Data excerpts

"""

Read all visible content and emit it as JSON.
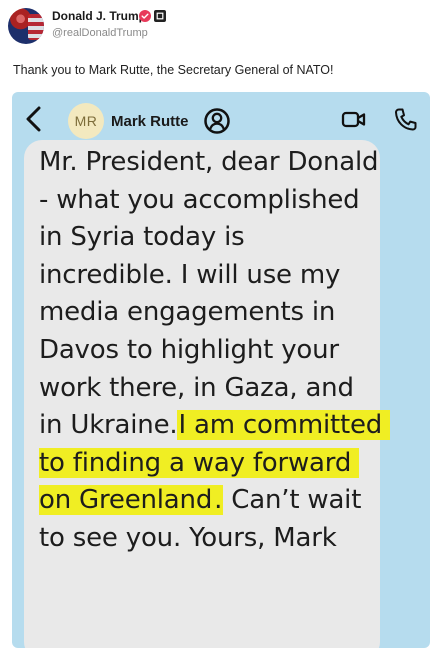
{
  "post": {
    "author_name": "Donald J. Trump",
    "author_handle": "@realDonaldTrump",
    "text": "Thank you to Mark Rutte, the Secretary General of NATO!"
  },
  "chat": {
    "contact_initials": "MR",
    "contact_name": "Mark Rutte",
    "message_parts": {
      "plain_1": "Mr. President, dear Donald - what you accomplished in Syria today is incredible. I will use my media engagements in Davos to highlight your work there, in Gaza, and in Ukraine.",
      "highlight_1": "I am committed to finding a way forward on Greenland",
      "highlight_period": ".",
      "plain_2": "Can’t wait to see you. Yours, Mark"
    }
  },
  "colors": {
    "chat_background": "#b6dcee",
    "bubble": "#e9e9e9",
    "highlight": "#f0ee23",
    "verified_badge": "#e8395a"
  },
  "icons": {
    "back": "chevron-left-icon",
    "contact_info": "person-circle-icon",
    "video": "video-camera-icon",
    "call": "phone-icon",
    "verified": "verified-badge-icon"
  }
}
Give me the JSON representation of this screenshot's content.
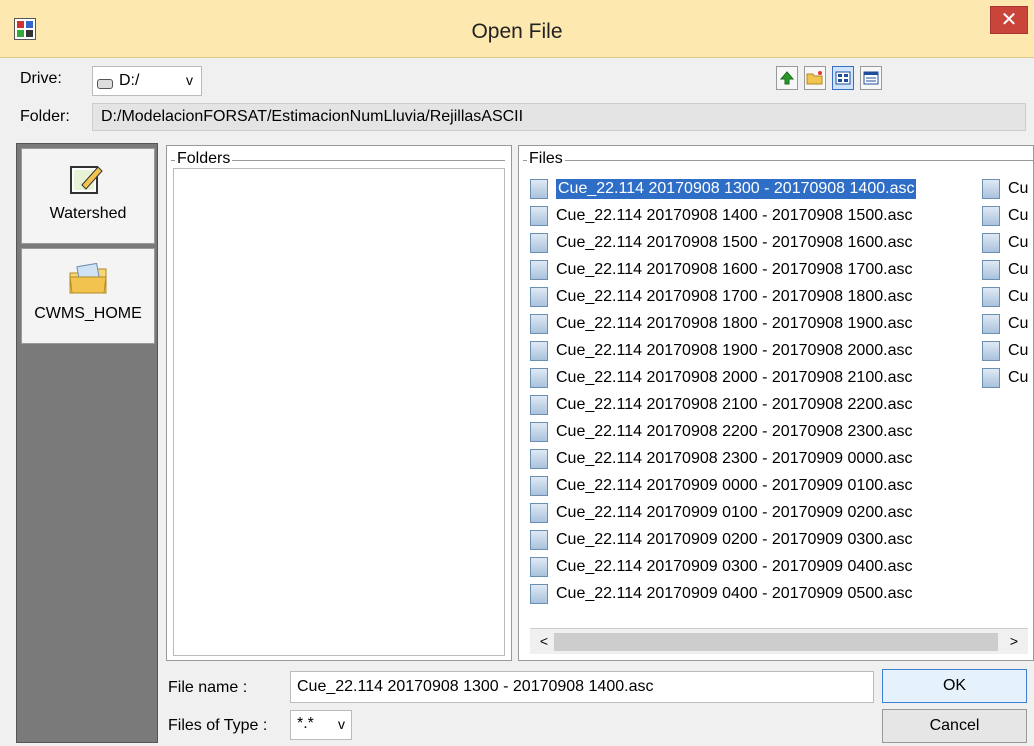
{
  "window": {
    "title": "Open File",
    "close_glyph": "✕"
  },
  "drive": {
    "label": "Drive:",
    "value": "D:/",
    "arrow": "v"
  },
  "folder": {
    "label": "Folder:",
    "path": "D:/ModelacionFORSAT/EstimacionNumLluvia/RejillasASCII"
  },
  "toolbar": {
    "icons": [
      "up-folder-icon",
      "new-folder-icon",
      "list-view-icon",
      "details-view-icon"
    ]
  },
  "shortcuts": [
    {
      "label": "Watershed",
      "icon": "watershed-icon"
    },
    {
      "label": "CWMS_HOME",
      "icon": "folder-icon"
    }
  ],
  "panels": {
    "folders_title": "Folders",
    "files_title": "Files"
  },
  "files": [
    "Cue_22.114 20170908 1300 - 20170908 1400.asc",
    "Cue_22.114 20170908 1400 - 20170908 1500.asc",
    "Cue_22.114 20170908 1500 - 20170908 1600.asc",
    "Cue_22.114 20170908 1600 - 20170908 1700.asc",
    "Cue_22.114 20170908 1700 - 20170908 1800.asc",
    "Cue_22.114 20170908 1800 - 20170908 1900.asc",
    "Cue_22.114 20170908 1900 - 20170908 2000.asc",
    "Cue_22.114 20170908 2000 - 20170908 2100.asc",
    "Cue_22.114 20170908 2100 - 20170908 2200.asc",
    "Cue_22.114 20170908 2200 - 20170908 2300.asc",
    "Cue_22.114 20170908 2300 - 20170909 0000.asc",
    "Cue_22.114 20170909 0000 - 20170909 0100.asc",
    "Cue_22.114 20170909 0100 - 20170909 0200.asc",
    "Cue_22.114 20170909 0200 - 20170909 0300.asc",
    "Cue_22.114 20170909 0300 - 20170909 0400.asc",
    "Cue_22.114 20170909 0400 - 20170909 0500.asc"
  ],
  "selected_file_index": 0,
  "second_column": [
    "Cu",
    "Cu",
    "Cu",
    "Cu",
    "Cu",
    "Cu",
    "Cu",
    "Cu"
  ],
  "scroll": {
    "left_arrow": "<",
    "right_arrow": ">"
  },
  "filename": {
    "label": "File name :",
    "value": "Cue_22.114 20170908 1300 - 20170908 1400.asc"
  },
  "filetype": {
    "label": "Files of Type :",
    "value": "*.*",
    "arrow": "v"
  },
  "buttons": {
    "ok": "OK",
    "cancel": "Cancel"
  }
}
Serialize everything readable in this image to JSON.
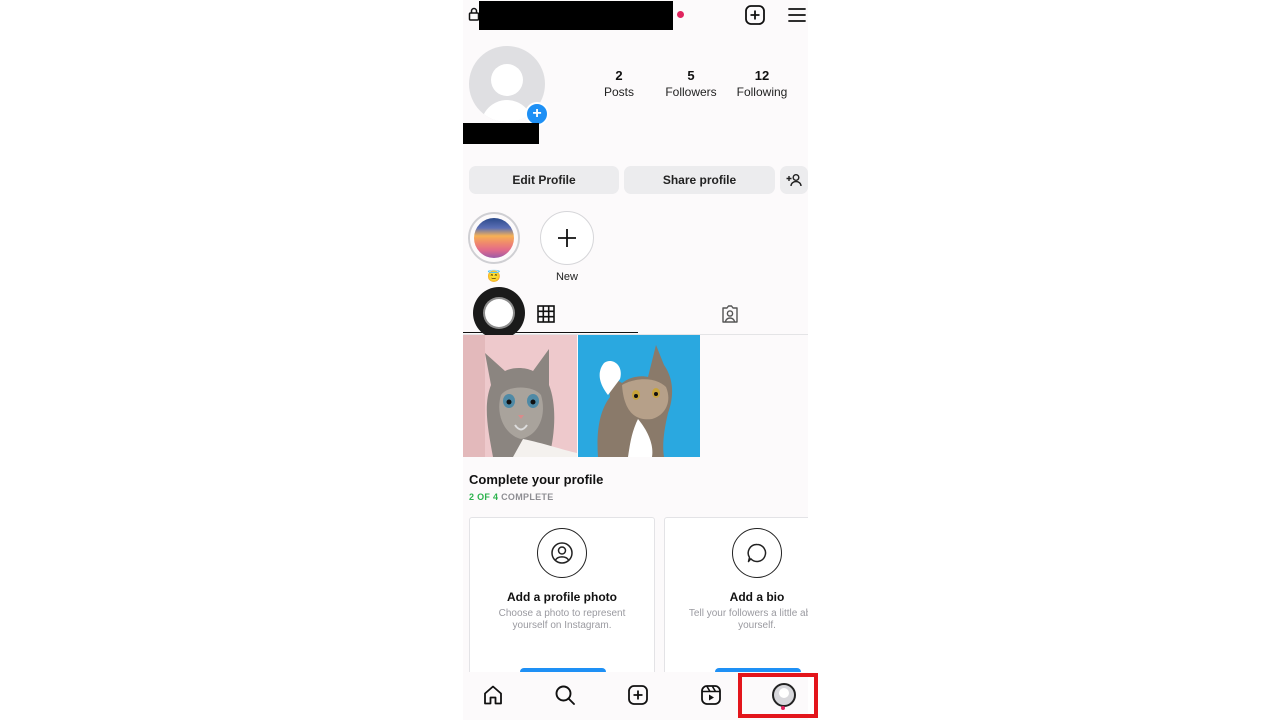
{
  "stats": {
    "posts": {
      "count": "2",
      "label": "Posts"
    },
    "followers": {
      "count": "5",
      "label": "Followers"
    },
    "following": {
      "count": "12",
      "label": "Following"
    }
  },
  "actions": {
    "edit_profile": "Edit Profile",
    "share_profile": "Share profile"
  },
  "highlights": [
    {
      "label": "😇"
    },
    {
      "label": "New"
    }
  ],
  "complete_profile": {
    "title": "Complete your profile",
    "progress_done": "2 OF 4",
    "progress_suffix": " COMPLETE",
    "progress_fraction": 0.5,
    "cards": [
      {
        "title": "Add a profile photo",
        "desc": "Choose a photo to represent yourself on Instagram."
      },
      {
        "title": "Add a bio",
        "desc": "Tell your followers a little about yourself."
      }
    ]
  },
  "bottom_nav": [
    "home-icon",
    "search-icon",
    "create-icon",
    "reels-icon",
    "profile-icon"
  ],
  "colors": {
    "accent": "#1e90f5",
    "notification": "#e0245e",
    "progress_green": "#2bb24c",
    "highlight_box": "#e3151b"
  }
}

"""

> [Exercise directions]: Every entry should be returned exactly as written, minus the pictures.

> [Answer]:
Read all visible content and emit it as JSON.
{
  "post": {
    "author_name": "Donald J. Trump",
    "author_handle": "@realDonaldTrump",
    "text": "Thank you to Mark Rutte, the Secretary General of NATO!"
  },
  "chat": {
    "contact_initials": "MR",
    "contact_name": "Mark Rutte",
    "message_parts": {
      "plain_1": "Mr. President, dear Donald - what you accomplished in Syria today is incredible. I will use my media engagements in Davos to highlight your work there, in Gaza, and in Ukraine.",
      "highlight_1": "I am committed to finding a way forward on Greenland",
      "highlight_period": ".",
      "plain_2": "Can’t wait to see you. Yours, Mark"
    }
  },
  "colors": {
    "chat_background": "#b6dcee",
    "bubble": "#e9e9e9",
    "highlight": "#f0ee23",
    "verified_badge": "#e8395a"
  },
  "icons": {
    "back": "chevron-left-icon",
    "contact_info": "person-circle-icon",
    "video": "video-camera-icon",
    "call": "phone-icon",
    "verified": "verified-badge-icon"
  }
}
Give me the JSON representation of this screenshot's content.
{
  "window": {
    "title": "Open File",
    "close_glyph": "✕"
  },
  "drive": {
    "label": "Drive:",
    "value": "D:/",
    "arrow": "v"
  },
  "folder": {
    "label": "Folder:",
    "path": "D:/ModelacionFORSAT/EstimacionNumLluvia/RejillasASCII"
  },
  "toolbar": {
    "icons": [
      "up-folder-icon",
      "new-folder-icon",
      "list-view-icon",
      "details-view-icon"
    ]
  },
  "shortcuts": [
    {
      "label": "Watershed",
      "icon": "watershed-icon"
    },
    {
      "label": "CWMS_HOME",
      "icon": "folder-icon"
    }
  ],
  "panels": {
    "folders_title": "Folders",
    "files_title": "Files"
  },
  "files": [
    "Cue_22.114 20170908 1300 - 20170908 1400.asc",
    "Cue_22.114 20170908 1400 - 20170908 1500.asc",
    "Cue_22.114 20170908 1500 - 20170908 1600.asc",
    "Cue_22.114 20170908 1600 - 20170908 1700.asc",
    "Cue_22.114 20170908 1700 - 20170908 1800.asc",
    "Cue_22.114 20170908 1800 - 20170908 1900.asc",
    "Cue_22.114 20170908 1900 - 20170908 2000.asc",
    "Cue_22.114 20170908 2000 - 20170908 2100.asc",
    "Cue_22.114 20170908 2100 - 20170908 2200.asc",
    "Cue_22.114 20170908 2200 - 20170908 2300.asc",
    "Cue_22.114 20170908 2300 - 20170909 0000.asc",
    "Cue_22.114 20170909 0000 - 20170909 0100.asc",
    "Cue_22.114 20170909 0100 - 20170909 0200.asc",
    "Cue_22.114 20170909 0200 - 20170909 0300.asc",
    "Cue_22.114 20170909 0300 - 20170909 0400.asc",
    "Cue_22.114 20170909 0400 - 20170909 0500.asc"
  ],
  "selected_file_index": 0,
  "second_column": [
    "Cu",
    "Cu",
    "Cu",
    "Cu",
    "Cu",
    "Cu",
    "Cu",
    "Cu"
  ],
  "scroll": {
    "left_arrow": "<",
    "right_arrow": ">"
  },
  "filename": {
    "label": "File name :",
    "value": "Cue_22.114 20170908 1300 - 20170908 1400.asc"
  },
  "filetype": {
    "label": "Files of Type :",
    "value": "*.*",
    "arrow": "v"
  },
  "buttons": {
    "ok": "OK",
    "cancel": "Cancel"
  }
}
Serialize everything readable in this image to JSON.
{
  "stats": {
    "posts": {
      "count": "2",
      "label": "Posts"
    },
    "followers": {
      "count": "5",
      "label": "Followers"
    },
    "following": {
      "count": "12",
      "label": "Following"
    }
  },
  "actions": {
    "edit_profile": "Edit Profile",
    "share_profile": "Share profile"
  },
  "highlights": [
    {
      "label": "😇"
    },
    {
      "label": "New"
    }
  ],
  "complete_profile": {
    "title": "Complete your profile",
    "progress_done": "2 OF 4",
    "progress_suffix": " COMPLETE",
    "progress_fraction": 0.5,
    "cards": [
      {
        "title": "Add a profile photo",
        "desc": "Choose a photo to represent yourself on Instagram."
      },
      {
        "title": "Add a bio",
        "desc": "Tell your followers a little about yourself."
      }
    ]
  },
  "bottom_nav": [
    "home-icon",
    "search-icon",
    "create-icon",
    "reels-icon",
    "profile-icon"
  ],
  "colors": {
    "accent": "#1e90f5",
    "notification": "#e0245e",
    "progress_green": "#2bb24c",
    "highlight_box": "#e3151b"
  }
}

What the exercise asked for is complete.